_Problem to solve_.
Check each line for the word "базу" and give how many have it. Say nothing else.

## BEGIN

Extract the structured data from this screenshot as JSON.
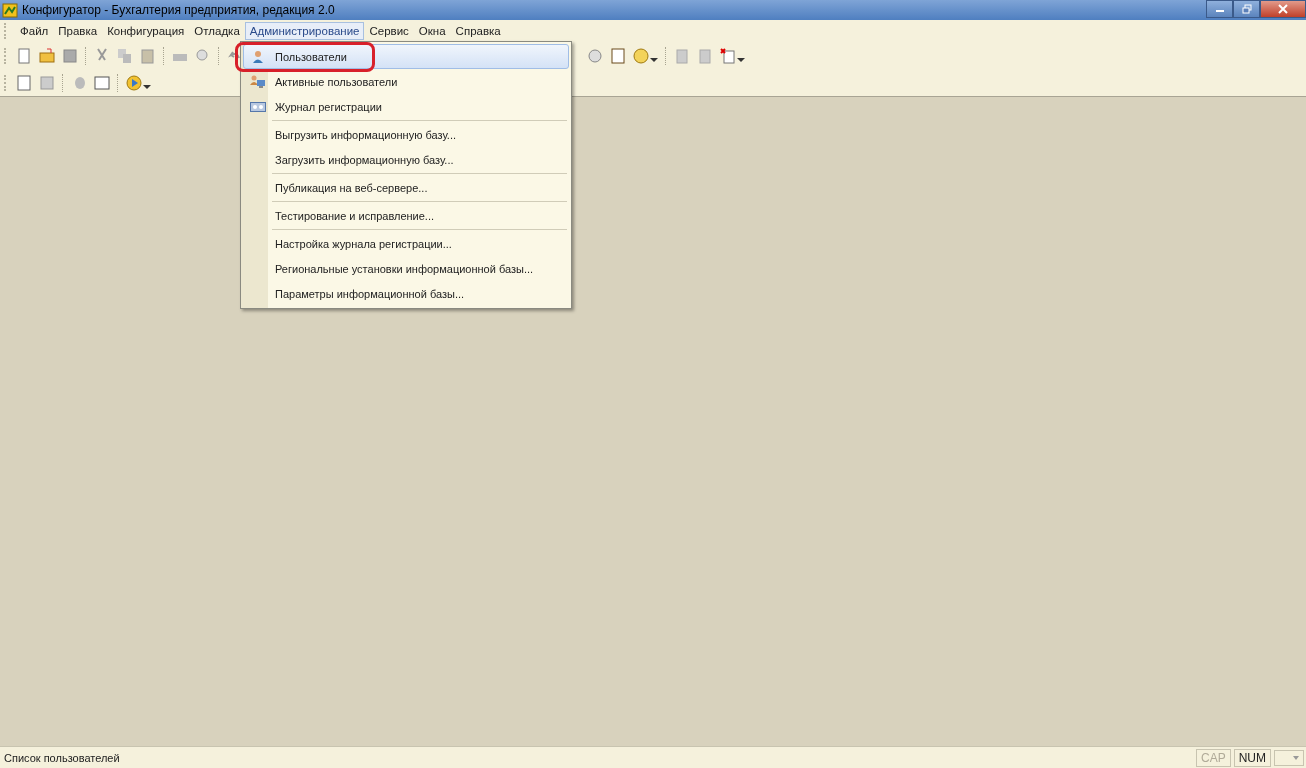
{
  "window": {
    "title": "Конфигуратор - Бухгалтерия предприятия, редакция 2.0"
  },
  "menu_bar": [
    {
      "label": "Файл",
      "selected": false
    },
    {
      "label": "Правка",
      "selected": false
    },
    {
      "label": "Конфигурация",
      "selected": false
    },
    {
      "label": "Отладка",
      "selected": false
    },
    {
      "label": "Администрирование",
      "selected": true
    },
    {
      "label": "Сервис",
      "selected": false
    },
    {
      "label": "Окна",
      "selected": false
    },
    {
      "label": "Справка",
      "selected": false
    }
  ],
  "dropdown_groups": [
    [
      {
        "label": "Пользователи",
        "kind": "user",
        "selected": true
      },
      {
        "label": "Активные пользователи",
        "kind": "active-users",
        "selected": false
      },
      {
        "label": "Журнал регистрации",
        "kind": "log",
        "selected": false
      }
    ],
    [
      {
        "label": "Выгрузить информационную базу...",
        "kind": "plain",
        "selected": false
      },
      {
        "label": "Загрузить информационную базу...",
        "kind": "plain",
        "selected": false
      }
    ],
    [
      {
        "label": "Публикация на веб-сервере...",
        "kind": "plain",
        "selected": false
      }
    ],
    [
      {
        "label": "Тестирование и исправление...",
        "kind": "plain",
        "selected": false
      }
    ],
    [
      {
        "label": "Настройка журнала регистрации...",
        "kind": "plain",
        "selected": false
      },
      {
        "label": "Региональные установки информационной базы...",
        "kind": "plain",
        "selected": false
      },
      {
        "label": "Параметры информационной базы...",
        "kind": "plain",
        "selected": false
      }
    ]
  ],
  "status_bar": {
    "message": "Список пользователей",
    "indicators": [
      {
        "label": "CAP",
        "on": false
      },
      {
        "label": "NUM",
        "on": true
      }
    ]
  }
}
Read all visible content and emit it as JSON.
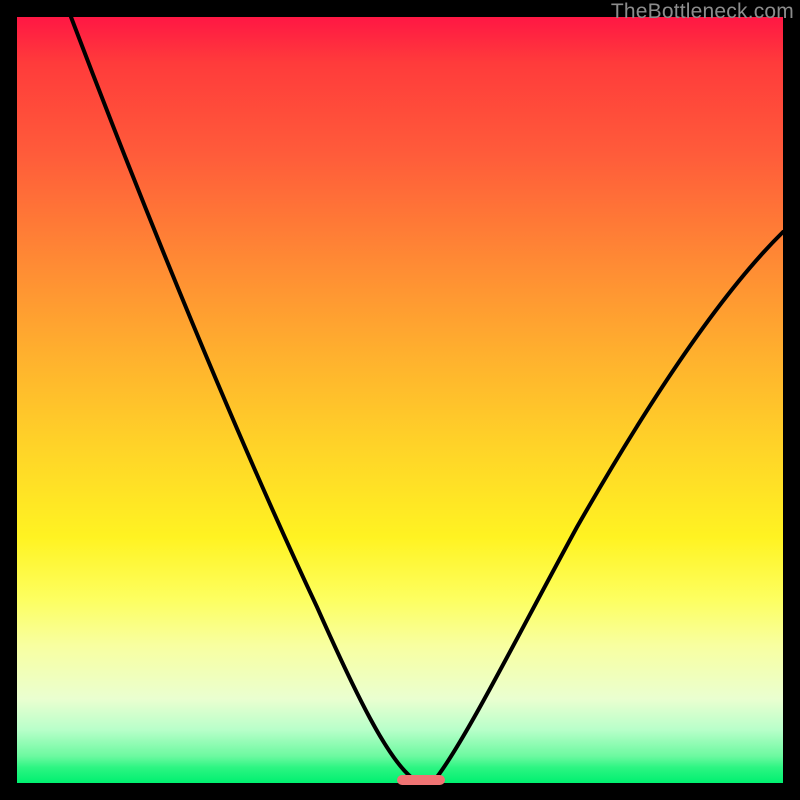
{
  "watermark": "TheBottleneck.com",
  "colors": {
    "curve": "#000000",
    "marker": "#ef7373",
    "background": "#000000"
  },
  "chart_data": {
    "type": "line",
    "title": "",
    "xlabel": "",
    "ylabel": "",
    "xlim": [
      0,
      100
    ],
    "ylim": [
      0,
      100
    ],
    "grid": false,
    "x": [
      0,
      5,
      10,
      15,
      20,
      25,
      30,
      35,
      40,
      45,
      48,
      50,
      52,
      54,
      56,
      60,
      65,
      70,
      75,
      80,
      85,
      90,
      95,
      100
    ],
    "series": [
      {
        "name": "bottleneck-curve",
        "values": [
          100,
          93,
          85,
          77,
          68,
          60,
          50,
          40,
          29,
          15,
          5,
          1,
          0,
          1,
          5,
          15,
          27,
          37,
          45,
          52,
          58,
          63,
          67,
          71
        ]
      }
    ],
    "marker": {
      "x_start": 49,
      "x_end": 54,
      "y": 0
    },
    "annotations": []
  }
}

## END

_Response to the exercise_.
2